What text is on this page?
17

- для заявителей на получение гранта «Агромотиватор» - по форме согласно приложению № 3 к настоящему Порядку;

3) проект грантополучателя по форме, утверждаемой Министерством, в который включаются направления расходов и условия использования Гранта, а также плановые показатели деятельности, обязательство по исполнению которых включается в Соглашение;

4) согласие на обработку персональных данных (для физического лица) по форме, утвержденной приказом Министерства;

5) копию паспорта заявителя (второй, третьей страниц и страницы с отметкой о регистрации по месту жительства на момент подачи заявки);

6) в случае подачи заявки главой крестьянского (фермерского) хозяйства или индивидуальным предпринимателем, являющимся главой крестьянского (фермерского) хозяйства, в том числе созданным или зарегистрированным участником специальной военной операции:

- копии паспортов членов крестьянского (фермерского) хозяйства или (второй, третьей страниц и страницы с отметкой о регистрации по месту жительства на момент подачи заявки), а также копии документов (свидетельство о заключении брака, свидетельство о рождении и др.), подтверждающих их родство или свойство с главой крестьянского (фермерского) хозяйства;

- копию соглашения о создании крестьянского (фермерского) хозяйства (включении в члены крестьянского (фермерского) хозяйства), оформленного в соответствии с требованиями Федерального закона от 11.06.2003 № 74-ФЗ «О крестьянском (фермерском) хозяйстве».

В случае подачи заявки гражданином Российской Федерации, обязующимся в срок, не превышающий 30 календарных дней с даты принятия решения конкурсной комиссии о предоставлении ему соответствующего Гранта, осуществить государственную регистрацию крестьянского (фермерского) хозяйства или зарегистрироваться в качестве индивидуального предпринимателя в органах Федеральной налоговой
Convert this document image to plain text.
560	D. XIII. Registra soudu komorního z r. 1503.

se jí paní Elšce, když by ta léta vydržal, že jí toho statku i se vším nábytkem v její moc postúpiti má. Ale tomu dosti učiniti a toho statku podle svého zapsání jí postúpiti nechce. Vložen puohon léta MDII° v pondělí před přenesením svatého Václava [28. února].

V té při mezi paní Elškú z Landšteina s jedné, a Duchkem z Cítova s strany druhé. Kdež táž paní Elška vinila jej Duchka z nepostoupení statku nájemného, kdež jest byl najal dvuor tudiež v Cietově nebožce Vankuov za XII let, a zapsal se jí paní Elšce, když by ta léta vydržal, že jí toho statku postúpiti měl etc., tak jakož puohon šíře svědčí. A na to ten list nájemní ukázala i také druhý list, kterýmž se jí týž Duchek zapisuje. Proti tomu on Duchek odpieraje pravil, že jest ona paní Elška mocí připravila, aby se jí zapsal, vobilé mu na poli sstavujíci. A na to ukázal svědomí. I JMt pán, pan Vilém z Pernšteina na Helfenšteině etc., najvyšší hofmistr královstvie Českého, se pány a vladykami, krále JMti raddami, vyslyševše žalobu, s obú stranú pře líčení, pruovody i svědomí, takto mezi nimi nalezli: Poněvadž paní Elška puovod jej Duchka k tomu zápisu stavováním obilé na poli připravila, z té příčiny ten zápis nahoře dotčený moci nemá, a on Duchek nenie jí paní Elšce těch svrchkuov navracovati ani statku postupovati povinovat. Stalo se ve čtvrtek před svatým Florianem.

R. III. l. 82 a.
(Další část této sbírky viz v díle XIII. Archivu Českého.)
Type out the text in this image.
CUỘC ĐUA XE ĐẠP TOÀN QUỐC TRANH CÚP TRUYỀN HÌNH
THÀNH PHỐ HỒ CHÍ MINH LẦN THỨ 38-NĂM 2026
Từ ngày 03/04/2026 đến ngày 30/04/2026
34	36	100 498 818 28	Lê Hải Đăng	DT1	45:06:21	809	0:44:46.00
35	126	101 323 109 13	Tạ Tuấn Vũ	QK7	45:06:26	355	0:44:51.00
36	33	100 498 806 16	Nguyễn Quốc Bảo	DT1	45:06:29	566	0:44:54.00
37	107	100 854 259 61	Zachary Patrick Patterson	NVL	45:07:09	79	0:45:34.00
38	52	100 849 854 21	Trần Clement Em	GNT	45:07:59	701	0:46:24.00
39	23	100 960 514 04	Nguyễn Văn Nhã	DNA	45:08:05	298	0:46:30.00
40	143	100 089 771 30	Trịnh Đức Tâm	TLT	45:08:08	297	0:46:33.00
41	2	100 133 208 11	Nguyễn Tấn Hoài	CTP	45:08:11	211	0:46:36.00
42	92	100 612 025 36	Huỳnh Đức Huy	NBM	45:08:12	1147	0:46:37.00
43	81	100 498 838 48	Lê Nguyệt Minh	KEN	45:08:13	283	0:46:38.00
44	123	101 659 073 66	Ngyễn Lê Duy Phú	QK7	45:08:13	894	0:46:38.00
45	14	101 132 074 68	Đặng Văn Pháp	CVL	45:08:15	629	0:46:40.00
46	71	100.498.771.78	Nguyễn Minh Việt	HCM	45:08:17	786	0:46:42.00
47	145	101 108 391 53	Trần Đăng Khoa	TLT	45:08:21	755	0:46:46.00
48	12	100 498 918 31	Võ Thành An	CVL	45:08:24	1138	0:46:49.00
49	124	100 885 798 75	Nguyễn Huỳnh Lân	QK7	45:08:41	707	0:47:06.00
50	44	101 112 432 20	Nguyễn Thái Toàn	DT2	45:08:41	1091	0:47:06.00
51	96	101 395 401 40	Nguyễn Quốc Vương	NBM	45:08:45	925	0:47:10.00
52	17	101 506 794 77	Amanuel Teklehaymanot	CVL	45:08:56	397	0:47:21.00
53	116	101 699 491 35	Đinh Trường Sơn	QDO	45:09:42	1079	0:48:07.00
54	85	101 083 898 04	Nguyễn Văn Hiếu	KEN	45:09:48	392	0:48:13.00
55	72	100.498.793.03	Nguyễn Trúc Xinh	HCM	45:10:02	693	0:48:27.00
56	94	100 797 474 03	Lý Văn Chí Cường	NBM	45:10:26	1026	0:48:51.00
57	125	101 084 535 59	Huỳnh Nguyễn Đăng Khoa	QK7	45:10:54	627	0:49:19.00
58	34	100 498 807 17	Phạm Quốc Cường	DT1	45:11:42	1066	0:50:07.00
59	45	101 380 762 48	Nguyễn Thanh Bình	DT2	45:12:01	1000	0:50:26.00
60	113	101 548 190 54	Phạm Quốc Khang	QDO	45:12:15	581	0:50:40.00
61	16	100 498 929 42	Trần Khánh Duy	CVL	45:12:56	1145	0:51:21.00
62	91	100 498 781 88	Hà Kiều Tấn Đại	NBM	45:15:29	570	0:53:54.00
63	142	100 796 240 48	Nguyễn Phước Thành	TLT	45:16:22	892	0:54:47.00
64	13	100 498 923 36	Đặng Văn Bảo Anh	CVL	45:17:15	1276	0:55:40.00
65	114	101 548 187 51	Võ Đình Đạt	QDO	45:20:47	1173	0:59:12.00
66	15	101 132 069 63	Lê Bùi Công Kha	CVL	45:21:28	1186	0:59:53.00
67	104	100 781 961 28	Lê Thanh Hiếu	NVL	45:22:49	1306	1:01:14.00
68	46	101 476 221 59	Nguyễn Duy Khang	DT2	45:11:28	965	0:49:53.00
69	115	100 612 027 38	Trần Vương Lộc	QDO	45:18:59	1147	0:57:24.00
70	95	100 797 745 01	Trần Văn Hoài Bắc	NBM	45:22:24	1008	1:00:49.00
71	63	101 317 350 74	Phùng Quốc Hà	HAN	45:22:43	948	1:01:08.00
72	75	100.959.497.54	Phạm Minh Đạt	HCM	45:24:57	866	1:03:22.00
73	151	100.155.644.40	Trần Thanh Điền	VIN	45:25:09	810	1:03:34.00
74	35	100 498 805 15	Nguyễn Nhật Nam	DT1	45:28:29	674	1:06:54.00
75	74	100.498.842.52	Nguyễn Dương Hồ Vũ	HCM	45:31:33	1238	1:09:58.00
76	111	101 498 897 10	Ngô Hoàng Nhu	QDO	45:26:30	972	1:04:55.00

==================================================

(Set task) Gather from the data above every line with the string "Hiếu".

(Written response)
54	85	101 083 898 04	Nguyễn Văn Hiếu	KEN	45:09:48	392	0:48:13.00
67	104	100 781 961 28	Lê Thanh Hiếu	NVL	45:22:49	1306	1:01:14.00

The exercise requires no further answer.